* **INPUT MATERIAL**:
┏━━

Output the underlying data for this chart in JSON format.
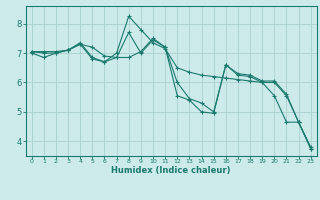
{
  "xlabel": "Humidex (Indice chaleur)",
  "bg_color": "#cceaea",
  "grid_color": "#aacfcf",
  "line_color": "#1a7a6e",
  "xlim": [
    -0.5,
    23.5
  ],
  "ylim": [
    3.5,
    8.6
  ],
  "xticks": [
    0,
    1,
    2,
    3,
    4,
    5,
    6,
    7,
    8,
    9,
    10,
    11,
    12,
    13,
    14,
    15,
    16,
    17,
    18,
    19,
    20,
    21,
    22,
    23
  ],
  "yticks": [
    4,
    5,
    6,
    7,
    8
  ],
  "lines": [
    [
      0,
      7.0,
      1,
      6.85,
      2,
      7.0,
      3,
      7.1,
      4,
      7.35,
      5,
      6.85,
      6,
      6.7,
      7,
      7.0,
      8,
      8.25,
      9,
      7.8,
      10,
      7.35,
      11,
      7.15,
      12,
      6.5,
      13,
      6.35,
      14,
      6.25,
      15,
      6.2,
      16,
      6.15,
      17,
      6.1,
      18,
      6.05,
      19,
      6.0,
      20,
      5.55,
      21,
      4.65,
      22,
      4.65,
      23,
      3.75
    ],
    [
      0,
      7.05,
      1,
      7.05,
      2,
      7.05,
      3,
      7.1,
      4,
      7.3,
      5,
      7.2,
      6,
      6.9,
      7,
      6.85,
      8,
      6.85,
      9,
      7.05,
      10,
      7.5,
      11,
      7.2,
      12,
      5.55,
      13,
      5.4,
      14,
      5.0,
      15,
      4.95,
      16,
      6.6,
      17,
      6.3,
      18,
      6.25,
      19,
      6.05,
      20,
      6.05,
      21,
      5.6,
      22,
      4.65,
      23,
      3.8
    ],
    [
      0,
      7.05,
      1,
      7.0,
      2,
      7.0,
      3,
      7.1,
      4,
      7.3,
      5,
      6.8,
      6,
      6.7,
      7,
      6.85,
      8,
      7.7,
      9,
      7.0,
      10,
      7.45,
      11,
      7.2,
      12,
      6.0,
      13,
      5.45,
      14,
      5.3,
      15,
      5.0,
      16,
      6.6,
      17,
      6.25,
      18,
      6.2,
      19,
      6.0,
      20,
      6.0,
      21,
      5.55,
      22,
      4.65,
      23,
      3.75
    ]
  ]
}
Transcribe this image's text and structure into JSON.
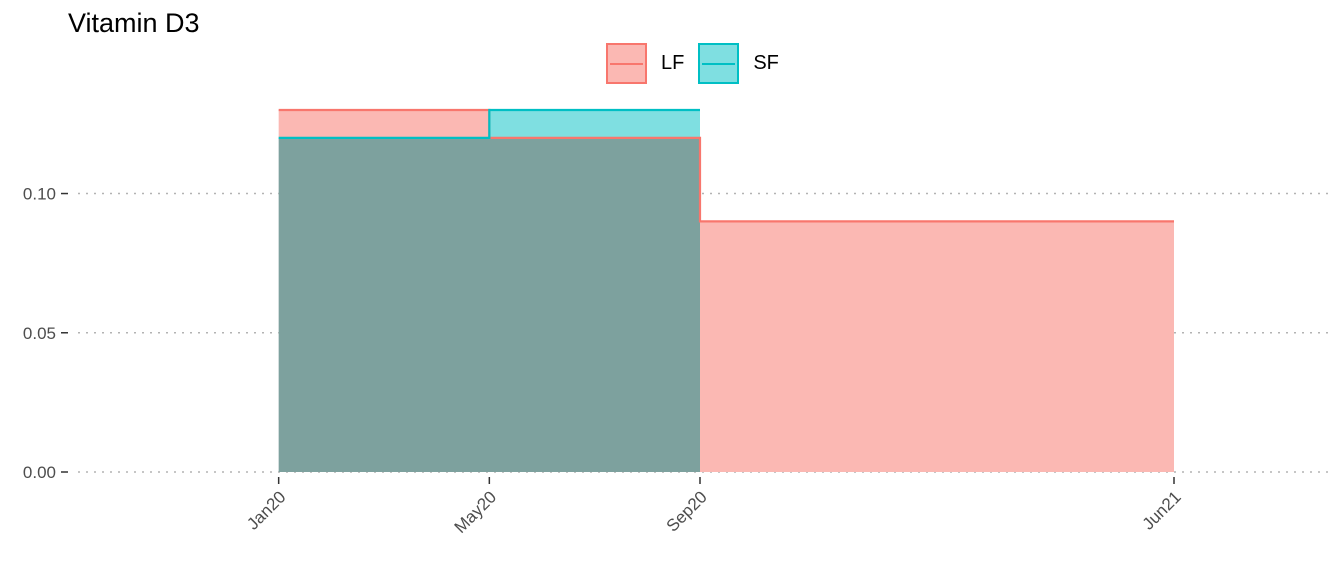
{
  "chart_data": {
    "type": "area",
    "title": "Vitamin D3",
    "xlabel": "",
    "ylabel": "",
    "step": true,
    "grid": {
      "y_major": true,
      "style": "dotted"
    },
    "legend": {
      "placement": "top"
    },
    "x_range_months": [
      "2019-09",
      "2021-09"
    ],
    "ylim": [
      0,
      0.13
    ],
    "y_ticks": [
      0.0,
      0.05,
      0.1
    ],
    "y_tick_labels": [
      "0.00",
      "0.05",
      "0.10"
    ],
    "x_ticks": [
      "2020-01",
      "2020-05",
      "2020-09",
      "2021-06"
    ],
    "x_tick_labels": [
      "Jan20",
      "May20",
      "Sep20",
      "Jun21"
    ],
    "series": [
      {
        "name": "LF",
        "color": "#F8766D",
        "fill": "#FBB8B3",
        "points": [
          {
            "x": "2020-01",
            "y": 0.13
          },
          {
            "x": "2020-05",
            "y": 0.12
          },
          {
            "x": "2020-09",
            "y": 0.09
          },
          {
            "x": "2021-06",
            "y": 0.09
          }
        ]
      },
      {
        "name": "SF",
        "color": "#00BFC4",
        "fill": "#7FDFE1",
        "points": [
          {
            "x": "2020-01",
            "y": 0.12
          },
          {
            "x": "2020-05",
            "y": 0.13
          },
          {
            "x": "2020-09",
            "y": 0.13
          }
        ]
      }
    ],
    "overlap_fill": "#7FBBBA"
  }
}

┗━━
┏━━

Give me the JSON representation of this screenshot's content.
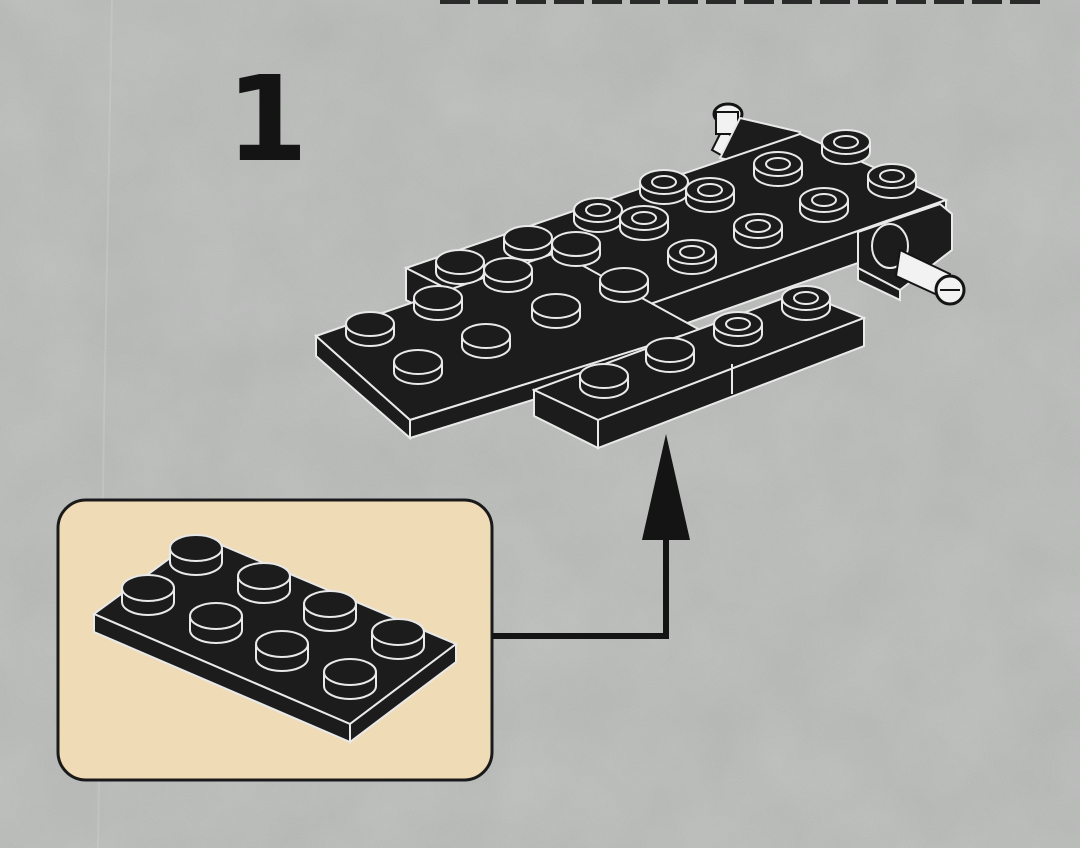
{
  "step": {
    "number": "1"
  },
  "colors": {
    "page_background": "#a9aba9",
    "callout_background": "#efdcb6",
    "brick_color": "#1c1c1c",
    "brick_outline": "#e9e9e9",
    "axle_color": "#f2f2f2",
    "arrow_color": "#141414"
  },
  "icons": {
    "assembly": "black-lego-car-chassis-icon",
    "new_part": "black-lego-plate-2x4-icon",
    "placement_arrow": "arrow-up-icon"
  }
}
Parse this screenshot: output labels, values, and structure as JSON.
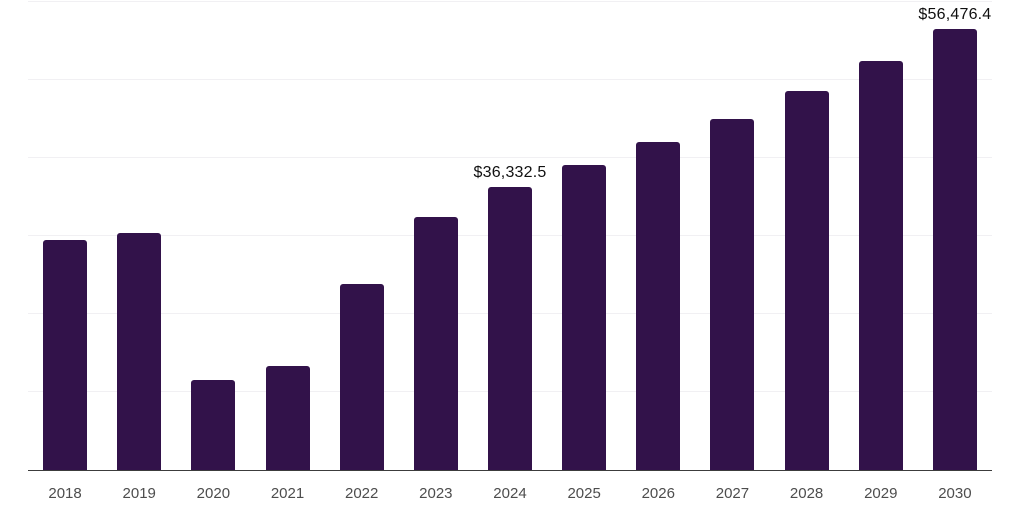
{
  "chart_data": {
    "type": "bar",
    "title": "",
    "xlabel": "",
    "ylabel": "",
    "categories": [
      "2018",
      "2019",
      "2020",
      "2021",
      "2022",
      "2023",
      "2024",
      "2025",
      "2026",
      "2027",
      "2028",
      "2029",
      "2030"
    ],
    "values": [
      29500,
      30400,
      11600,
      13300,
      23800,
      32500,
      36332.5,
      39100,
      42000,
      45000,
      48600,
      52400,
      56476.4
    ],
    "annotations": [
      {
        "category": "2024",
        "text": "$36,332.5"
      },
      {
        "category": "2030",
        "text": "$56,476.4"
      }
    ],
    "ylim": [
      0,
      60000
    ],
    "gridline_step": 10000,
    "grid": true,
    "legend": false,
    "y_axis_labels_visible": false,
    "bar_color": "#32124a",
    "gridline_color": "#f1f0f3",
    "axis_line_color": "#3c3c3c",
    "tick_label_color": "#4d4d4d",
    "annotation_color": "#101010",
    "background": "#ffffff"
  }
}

┗━━
┏━━

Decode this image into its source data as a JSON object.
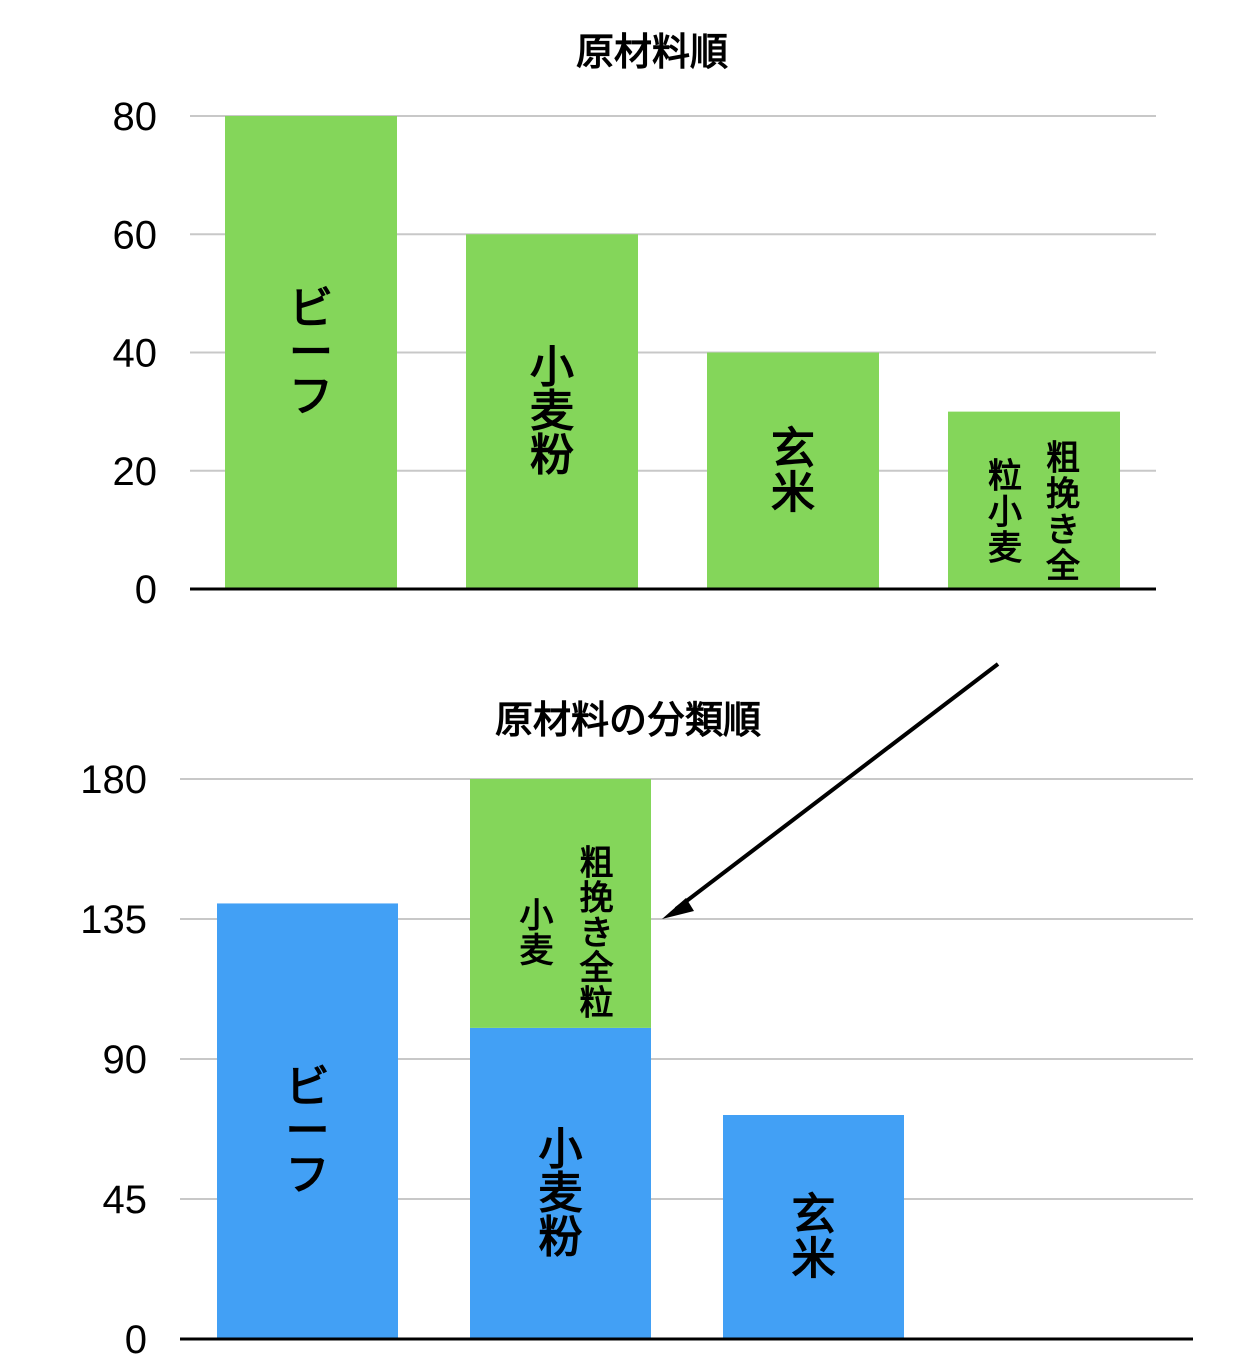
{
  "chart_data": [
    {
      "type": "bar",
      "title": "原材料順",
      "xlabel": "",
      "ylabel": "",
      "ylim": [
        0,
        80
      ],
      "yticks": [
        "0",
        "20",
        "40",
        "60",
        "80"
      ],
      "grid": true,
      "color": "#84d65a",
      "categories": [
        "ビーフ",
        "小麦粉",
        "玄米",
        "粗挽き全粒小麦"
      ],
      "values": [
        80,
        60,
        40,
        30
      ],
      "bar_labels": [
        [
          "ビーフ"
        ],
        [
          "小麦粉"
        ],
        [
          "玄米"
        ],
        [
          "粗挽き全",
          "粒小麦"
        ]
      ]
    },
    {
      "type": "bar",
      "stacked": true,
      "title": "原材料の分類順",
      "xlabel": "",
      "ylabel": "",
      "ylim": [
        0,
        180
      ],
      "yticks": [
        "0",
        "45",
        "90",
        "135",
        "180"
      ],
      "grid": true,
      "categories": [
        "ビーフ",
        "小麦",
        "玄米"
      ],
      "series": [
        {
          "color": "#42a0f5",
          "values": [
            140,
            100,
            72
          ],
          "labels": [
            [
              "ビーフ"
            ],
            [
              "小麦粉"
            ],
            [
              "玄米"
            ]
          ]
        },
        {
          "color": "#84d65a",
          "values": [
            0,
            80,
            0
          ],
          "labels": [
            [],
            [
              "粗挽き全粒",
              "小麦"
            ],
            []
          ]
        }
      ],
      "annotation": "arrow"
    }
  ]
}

┗━━

* **SHORT EXERCISE**: Gather all lines where the word "this" appears.

* **THE SOLUTION**:
Output the underlying data for this chart in JSON format.
Transcribe this image's text and structure into JSON.
Give me the JSON representation of this screenshot's content.
Parse this screenshot: output labels, values, and structure as JSON.
Decode this image into its source data as a JSON object.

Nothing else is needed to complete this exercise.